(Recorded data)
____________

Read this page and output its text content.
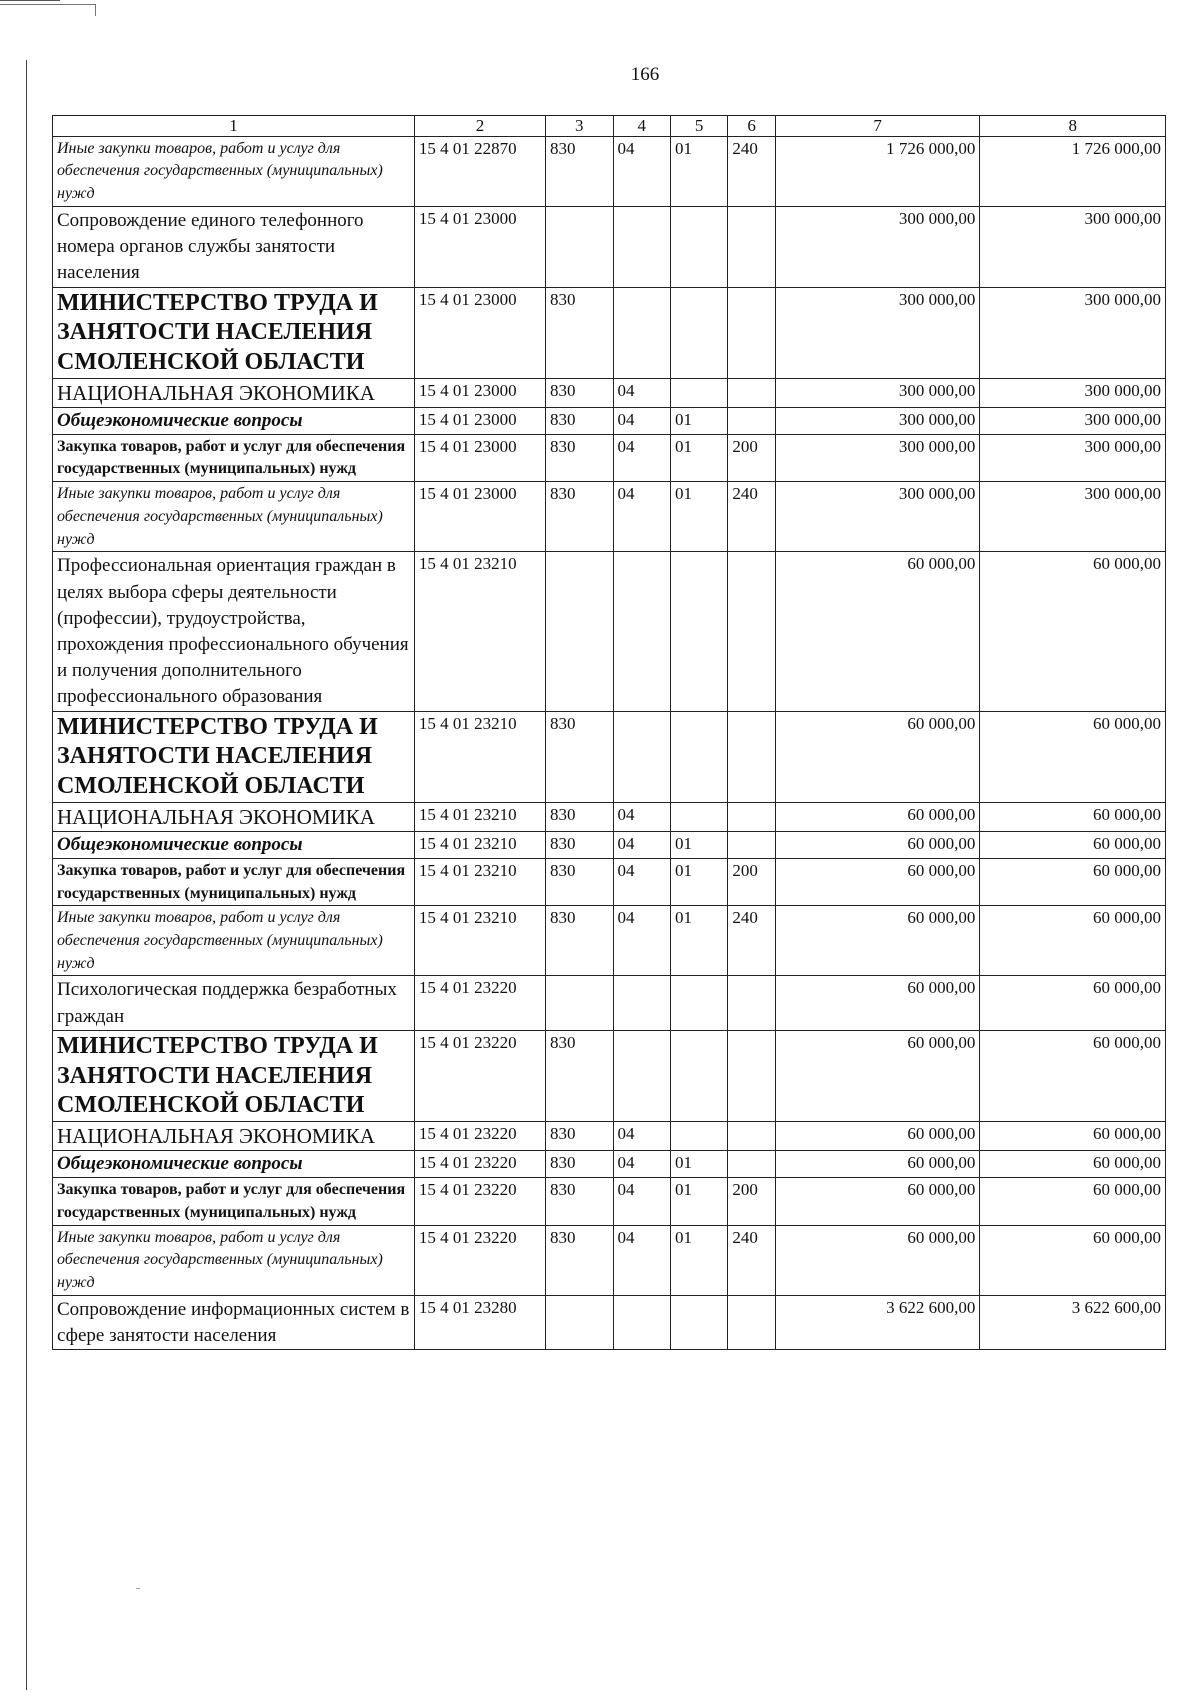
166
1	2	3	4	5	6	7	8
Иные закупки товаров, работ и услуг для обеспечения государственных (муниципальных) нужд	15 4 01 22870	830	04	01	240	1 726 000,00	1 726 000,00
Сопровождение единого телефонного номера органов службы занятости населения	15 4 01 23000					300 000,00	300 000,00
МИНИСТЕРСТВО ТРУДА И ЗАНЯТОСТИ НАСЕЛЕНИЯ СМОЛЕНСКОЙ ОБЛАСТИ	15 4 01 23000	830				300 000,00	300 000,00
НАЦИОНАЛЬНАЯ ЭКОНОМИКА	15 4 01 23000	830	04			300 000,00	300 000,00
Общеэкономические вопросы	15 4 01 23000	830	04	01		300 000,00	300 000,00
Закупка товаров, работ и услуг для обеспечения государственных (муниципальных) нужд	15 4 01 23000	830	04	01	200	300 000,00	300 000,00
Иные закупки товаров, работ и услуг для обеспечения государственных (муниципальных) нужд	15 4 01 23000	830	04	01	240	300 000,00	300 000,00
Профессиональная ориентация граждан в целях выбора сферы деятельности (профессии), трудоустройства, прохождения профессионального обучения и получения дополнительного профессионального образования	15 4 01 23210					60 000,00	60 000,00
МИНИСТЕРСТВО ТРУДА И ЗАНЯТОСТИ НАСЕЛЕНИЯ СМОЛЕНСКОЙ ОБЛАСТИ	15 4 01 23210	830				60 000,00	60 000,00
НАЦИОНАЛЬНАЯ ЭКОНОМИКА	15 4 01 23210	830	04			60 000,00	60 000,00
Общеэкономические вопросы	15 4 01 23210	830	04	01		60 000,00	60 000,00
Закупка товаров, работ и услуг для обеспечения государственных (муниципальных) нужд	15 4 01 23210	830	04	01	200	60 000,00	60 000,00
Иные закупки товаров, работ и услуг для обеспечения государственных (муниципальных) нужд	15 4 01 23210	830	04	01	240	60 000,00	60 000,00
Психологическая поддержка безработных граждан	15 4 01 23220					60 000,00	60 000,00
МИНИСТЕРСТВО ТРУДА И ЗАНЯТОСТИ НАСЕЛЕНИЯ СМОЛЕНСКОЙ ОБЛАСТИ	15 4 01 23220	830				60 000,00	60 000,00
НАЦИОНАЛЬНАЯ ЭКОНОМИКА	15 4 01 23220	830	04			60 000,00	60 000,00
Общеэкономические вопросы	15 4 01 23220	830	04	01		60 000,00	60 000,00
Закупка товаров, работ и услуг для обеспечения государственных (муниципальных) нужд	15 4 01 23220	830	04	01	200	60 000,00	60 000,00
Иные закупки товаров, работ и услуг для обеспечения государственных (муниципальных) нужд	15 4 01 23220	830	04	01	240	60 000,00	60 000,00
Сопровождение информационных систем в сфере занятости населения	15 4 01 23280					3 622 600,00	3 622 600,00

____________

Write out each line of the data exactly; the images should be left out.

▸ ANSWER FOR THIS EXERCISE:
Read this page and output its text content.
166
1	2	3	4	5	6	7	8
Иные закупки товаров, работ и услуг для обеспечения государственных (муниципальных) нужд	15 4 01 22870	830	04	01	240	1 726 000,00	1 726 000,00
Сопровождение единого телефонного номера органов службы занятости населения	15 4 01 23000					300 000,00	300 000,00
МИНИСТЕРСТВО ТРУДА И ЗАНЯТОСТИ НАСЕЛЕНИЯ СМОЛЕНСКОЙ ОБЛАСТИ	15 4 01 23000	830				300 000,00	300 000,00
НАЦИОНАЛЬНАЯ ЭКОНОМИКА	15 4 01 23000	830	04			300 000,00	300 000,00
Общеэкономические вопросы	15 4 01 23000	830	04	01		300 000,00	300 000,00
Закупка товаров, работ и услуг для обеспечения государственных (муниципальных) нужд	15 4 01 23000	830	04	01	200	300 000,00	300 000,00
Иные закупки товаров, работ и услуг для обеспечения государственных (муниципальных) нужд	15 4 01 23000	830	04	01	240	300 000,00	300 000,00
Профессиональная ориентация граждан в целях выбора сферы деятельности (профессии), трудоустройства, прохождения профессионального обучения и получения дополнительного профессионального образования	15 4 01 23210					60 000,00	60 000,00
МИНИСТЕРСТВО ТРУДА И ЗАНЯТОСТИ НАСЕЛЕНИЯ СМОЛЕНСКОЙ ОБЛАСТИ	15 4 01 23210	830				60 000,00	60 000,00
НАЦИОНАЛЬНАЯ ЭКОНОМИКА	15 4 01 23210	830	04			60 000,00	60 000,00
Общеэкономические вопросы	15 4 01 23210	830	04	01		60 000,00	60 000,00
Закупка товаров, работ и услуг для обеспечения государственных (муниципальных) нужд	15 4 01 23210	830	04	01	200	60 000,00	60 000,00
Иные закупки товаров, работ и услуг для обеспечения государственных (муниципальных) нужд	15 4 01 23210	830	04	01	240	60 000,00	60 000,00
Психологическая поддержка безработных граждан	15 4 01 23220					60 000,00	60 000,00
МИНИСТЕРСТВО ТРУДА И ЗАНЯТОСТИ НАСЕЛЕНИЯ СМОЛЕНСКОЙ ОБЛАСТИ	15 4 01 23220	830				60 000,00	60 000,00
НАЦИОНАЛЬНАЯ ЭКОНОМИКА	15 4 01 23220	830	04			60 000,00	60 000,00
Общеэкономические вопросы	15 4 01 23220	830	04	01		60 000,00	60 000,00
Закупка товаров, работ и услуг для обеспечения государственных (муниципальных) нужд	15 4 01 23220	830	04	01	200	60 000,00	60 000,00
Иные закупки товаров, работ и услуг для обеспечения государственных (муниципальных) нужд	15 4 01 23220	830	04	01	240	60 000,00	60 000,00
Сопровождение информационных систем в сфере занятости населения	15 4 01 23280					3 622 600,00	3 622 600,00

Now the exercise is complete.